Document section =
[BEGIN]

I'm having fun with it. It's got some quirks, like how everything outside the towns is instanced. . .including the wilderness, but it's far better than the reports I heard when it first came out.

When DDO first came out I kept hearing about how it was designed for parties only, and not for soloing. Now it's very soloist friendly, at least at the levels I am playing it at.

As a free game, it's quite fun. The amount of free content apparently drops off around 9th or 10th level, but by then you've got a lot out of the game for free, and you could still play for free if you scrounged around for the few free quests available or create a new character.

Some of the fun is that the game is pretty faithful to the 3.5 ruleset (even in character creation: you normally make 28 point characters but you can buy as a premium option the ability to make 32 point characters). They've made some adjustments to the needs of MMO's, like bonus HP at 1st level, and using a spell point based system (Sorcerers and Favored Souls get more points but fewer spells they can always use, Wizards and Clerics get fewer points and lots of spells but can only prepare a few). They do go to significant effort to use the official 3.5 era artwork for creatures, which means that Mind Flayers, Kobolds, Dragons, Sahaguin ect all look like they do in the MM.

I don't know if I'd be a regular subscriber to the game at $15/month. If I was going to pay I would probably get back into WoW, but for free with maybe paying a little here or there as I go if I want access to higher-level dungeons or extra character creation options it's worth it.
 

I don't know if I'd be a regular subscriber to the game at $15/month. If I was going to pay I would probably get back into WoW, but for free with maybe paying a little here or there as I go if I want access to higher-level dungeons or extra character creation options it's worth it.

yeah, unless it has changed I think it is best to take advantage of one of their point pack sales and buy ala carte without the VIP subscription.
 

Seems to me D&D highlighted the different 'shiny bits' about Eberron to mask what is essentially a 'kitchen sink' setting.

I've always found the radical repulsion and attraction rather perplexing.

Or perhaps I'm just unusually apathetic.
I feel like "kitchen sink setting" is something of a pejorative, but in a way it's apt for Eberron...sort of. The truth is that you can put probably anything from D&D into Eberron, but the other half of this is that anything you put in will change to fit Eberron.* If that makes it a "kitchen sink setting", then there ya go. Personally, I like how Eberron manages to be both so versatile and yet always mostly true to itself.

*For the sake of illustrating my point, give me anything and I will demonstrate how it can fit. Some examples:

  • You wanna adventure with Drizzt in Eberron? Go for it! Now he's got white scorpion-venom tattoos, lives as an outcast from the jungles of Xen'drik. He's had some famous adventures in the mountains of the Mror Holds with his friend Bruenor Battlehammer.
  • Wanna fight Orcus? Call him a Demon Rajah, have couatls trap him in a crystal underground in the ancient past, and have his cult (another Cult of the Dragon Below) scheme to release him into the world again. Add PCs and let simmer.
  • Your favorite deity is Bahamut, the Noble Platinum Dragon? Your paladin can say he learned about him from a tribe of Seren barbarians (human? dragonborn? lizardfolk? whatever.), who worship him as their patron deity. When you tell NPCs about Bahamut, expect them to spend their time explaining to you how "Bahamut" is just some primitives' misunderstanding of Dol Arrah, one of the deities of the Sovereign Host.

[END]

Some records:
[BEGIN]

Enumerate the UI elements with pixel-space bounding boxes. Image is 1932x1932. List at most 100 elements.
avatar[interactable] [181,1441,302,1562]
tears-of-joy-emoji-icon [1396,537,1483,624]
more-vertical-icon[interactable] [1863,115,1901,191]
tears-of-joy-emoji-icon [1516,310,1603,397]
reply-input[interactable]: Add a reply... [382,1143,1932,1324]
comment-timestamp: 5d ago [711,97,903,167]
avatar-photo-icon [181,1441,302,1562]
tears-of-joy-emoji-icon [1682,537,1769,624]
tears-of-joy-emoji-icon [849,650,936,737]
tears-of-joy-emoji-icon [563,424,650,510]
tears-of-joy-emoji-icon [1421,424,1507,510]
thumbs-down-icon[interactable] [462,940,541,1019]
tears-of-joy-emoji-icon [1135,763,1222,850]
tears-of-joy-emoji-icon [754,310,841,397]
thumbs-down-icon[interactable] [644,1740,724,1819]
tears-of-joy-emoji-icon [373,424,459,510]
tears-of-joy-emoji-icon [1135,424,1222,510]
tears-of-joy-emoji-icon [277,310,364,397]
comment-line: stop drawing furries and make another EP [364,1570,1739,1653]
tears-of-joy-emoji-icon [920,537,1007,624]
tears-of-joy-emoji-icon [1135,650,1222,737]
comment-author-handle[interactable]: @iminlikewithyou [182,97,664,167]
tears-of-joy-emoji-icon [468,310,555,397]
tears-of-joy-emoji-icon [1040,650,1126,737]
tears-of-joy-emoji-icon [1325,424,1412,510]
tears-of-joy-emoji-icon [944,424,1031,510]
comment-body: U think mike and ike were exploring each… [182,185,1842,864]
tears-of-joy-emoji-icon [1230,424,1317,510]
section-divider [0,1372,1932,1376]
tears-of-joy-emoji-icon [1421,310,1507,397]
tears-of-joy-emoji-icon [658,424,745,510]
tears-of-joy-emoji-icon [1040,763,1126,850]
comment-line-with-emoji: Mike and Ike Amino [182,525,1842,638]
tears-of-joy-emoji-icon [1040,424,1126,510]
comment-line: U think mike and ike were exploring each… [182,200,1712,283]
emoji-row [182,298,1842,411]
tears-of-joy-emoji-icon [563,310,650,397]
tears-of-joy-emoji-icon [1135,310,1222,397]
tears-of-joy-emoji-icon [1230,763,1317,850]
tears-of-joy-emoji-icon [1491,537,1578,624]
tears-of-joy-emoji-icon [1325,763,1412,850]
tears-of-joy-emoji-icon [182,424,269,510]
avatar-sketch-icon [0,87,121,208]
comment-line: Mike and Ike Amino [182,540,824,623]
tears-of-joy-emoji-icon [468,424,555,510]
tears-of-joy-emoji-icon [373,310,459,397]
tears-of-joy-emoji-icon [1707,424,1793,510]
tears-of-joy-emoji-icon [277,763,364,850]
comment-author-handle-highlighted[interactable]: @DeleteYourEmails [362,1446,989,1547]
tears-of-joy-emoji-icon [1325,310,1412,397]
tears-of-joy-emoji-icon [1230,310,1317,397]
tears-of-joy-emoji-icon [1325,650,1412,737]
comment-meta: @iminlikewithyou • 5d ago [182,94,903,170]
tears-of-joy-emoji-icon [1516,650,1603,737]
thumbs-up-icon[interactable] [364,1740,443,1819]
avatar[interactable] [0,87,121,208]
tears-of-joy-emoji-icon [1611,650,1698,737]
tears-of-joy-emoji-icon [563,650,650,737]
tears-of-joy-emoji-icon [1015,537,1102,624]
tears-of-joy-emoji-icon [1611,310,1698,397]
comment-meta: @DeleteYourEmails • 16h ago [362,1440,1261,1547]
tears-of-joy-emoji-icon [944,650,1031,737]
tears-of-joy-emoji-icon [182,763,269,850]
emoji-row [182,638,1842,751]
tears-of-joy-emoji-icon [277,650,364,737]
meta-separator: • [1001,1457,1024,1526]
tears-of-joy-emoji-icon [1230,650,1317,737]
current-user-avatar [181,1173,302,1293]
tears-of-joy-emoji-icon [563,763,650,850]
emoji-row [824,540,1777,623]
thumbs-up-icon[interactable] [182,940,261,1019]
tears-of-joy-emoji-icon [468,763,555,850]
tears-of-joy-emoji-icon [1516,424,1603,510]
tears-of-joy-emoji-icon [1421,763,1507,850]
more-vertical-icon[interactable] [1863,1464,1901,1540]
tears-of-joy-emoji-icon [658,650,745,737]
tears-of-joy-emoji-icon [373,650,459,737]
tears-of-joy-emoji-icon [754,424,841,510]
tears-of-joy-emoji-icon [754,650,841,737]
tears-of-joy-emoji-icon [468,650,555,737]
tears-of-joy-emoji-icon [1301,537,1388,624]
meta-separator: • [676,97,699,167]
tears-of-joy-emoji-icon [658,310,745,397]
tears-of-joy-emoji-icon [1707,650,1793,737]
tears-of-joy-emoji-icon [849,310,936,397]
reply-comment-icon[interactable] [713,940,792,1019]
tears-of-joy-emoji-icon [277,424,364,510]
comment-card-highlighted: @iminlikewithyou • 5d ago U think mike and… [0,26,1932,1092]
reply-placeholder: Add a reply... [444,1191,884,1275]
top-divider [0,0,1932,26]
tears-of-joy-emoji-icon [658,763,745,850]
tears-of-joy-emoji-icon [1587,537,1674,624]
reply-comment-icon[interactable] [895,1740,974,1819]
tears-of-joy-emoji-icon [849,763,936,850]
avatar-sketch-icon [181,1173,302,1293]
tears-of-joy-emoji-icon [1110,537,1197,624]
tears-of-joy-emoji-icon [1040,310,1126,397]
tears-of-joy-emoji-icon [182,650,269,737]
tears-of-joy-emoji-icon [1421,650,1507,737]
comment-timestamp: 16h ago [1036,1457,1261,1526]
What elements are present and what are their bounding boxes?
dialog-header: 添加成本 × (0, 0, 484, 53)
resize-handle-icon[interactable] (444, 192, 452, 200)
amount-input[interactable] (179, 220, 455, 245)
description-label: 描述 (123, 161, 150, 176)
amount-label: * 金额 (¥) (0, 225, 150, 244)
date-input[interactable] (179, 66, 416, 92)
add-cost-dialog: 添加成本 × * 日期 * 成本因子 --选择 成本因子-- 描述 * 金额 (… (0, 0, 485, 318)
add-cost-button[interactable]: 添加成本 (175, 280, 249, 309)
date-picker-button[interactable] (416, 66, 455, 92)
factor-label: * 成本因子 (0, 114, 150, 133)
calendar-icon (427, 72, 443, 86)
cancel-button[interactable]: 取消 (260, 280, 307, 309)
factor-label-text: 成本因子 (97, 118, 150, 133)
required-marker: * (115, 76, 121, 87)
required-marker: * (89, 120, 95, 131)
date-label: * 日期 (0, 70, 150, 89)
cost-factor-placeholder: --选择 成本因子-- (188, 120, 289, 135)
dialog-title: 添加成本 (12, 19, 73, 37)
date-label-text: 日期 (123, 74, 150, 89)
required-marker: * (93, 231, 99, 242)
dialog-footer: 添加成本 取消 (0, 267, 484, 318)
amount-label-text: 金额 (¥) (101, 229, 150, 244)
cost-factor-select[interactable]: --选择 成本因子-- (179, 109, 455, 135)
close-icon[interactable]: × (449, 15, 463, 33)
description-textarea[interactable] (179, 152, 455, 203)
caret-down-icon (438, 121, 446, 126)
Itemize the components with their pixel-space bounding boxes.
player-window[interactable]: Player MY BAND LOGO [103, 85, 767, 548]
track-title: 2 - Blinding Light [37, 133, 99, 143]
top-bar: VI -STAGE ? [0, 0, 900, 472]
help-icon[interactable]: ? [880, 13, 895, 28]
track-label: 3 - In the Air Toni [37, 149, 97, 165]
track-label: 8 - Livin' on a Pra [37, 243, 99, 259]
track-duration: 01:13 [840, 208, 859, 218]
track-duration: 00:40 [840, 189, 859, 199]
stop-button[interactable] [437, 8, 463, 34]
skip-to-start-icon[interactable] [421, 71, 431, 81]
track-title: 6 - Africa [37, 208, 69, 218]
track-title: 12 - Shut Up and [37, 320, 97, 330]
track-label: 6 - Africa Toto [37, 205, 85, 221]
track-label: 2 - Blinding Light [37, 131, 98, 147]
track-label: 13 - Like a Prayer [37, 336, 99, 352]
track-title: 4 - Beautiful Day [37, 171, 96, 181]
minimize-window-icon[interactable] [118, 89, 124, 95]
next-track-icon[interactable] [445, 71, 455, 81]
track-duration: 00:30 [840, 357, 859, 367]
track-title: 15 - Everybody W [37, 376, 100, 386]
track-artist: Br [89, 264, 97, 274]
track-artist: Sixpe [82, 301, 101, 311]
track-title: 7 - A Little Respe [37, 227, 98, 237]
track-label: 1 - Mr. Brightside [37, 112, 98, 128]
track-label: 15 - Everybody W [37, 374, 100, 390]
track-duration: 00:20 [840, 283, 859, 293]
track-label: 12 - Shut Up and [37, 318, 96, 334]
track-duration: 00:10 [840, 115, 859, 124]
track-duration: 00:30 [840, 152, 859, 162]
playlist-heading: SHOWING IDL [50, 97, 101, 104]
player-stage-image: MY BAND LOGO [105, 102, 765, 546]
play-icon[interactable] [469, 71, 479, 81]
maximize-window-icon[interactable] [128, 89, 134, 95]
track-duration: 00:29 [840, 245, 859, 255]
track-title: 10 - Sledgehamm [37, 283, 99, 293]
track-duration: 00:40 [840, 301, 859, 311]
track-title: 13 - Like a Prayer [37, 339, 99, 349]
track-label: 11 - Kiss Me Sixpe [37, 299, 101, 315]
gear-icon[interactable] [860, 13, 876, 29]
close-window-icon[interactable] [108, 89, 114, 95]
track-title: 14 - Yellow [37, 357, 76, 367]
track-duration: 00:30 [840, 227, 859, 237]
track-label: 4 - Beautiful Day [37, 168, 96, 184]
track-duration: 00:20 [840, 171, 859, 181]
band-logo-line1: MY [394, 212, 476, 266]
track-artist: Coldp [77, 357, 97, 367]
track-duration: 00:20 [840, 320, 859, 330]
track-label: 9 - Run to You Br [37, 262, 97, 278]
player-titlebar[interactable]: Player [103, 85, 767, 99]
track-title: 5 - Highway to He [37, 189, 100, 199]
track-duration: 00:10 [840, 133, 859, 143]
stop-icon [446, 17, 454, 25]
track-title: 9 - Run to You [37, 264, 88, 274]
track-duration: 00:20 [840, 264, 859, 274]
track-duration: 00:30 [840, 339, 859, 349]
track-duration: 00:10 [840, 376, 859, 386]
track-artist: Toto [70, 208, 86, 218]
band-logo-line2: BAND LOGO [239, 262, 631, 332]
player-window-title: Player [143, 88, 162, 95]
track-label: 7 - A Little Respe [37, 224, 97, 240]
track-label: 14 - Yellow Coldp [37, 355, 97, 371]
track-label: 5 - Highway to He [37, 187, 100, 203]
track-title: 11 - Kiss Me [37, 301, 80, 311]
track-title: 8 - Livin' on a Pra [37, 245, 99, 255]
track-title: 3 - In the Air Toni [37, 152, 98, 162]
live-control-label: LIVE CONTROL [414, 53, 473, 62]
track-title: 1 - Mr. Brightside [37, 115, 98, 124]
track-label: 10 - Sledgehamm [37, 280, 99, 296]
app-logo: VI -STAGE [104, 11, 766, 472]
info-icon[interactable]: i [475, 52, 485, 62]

[END]

To be done =
(a) Copy the passage of the gaming forum discussion from "Seems to me" up to and including "attraction rather perplexing.", swapping "perplexing" for "baffling".
(b) In the gaming forum discussion, how many points are DDO characters normally built with?

The replies =
(a)
Seems to me D&D highlighted the different 'shiny bits' about Eberron to mask what is essentially a 'kitchen sink' setting.

I've always found the radical repulsion and attraction rather baffling.

(b) 28 points.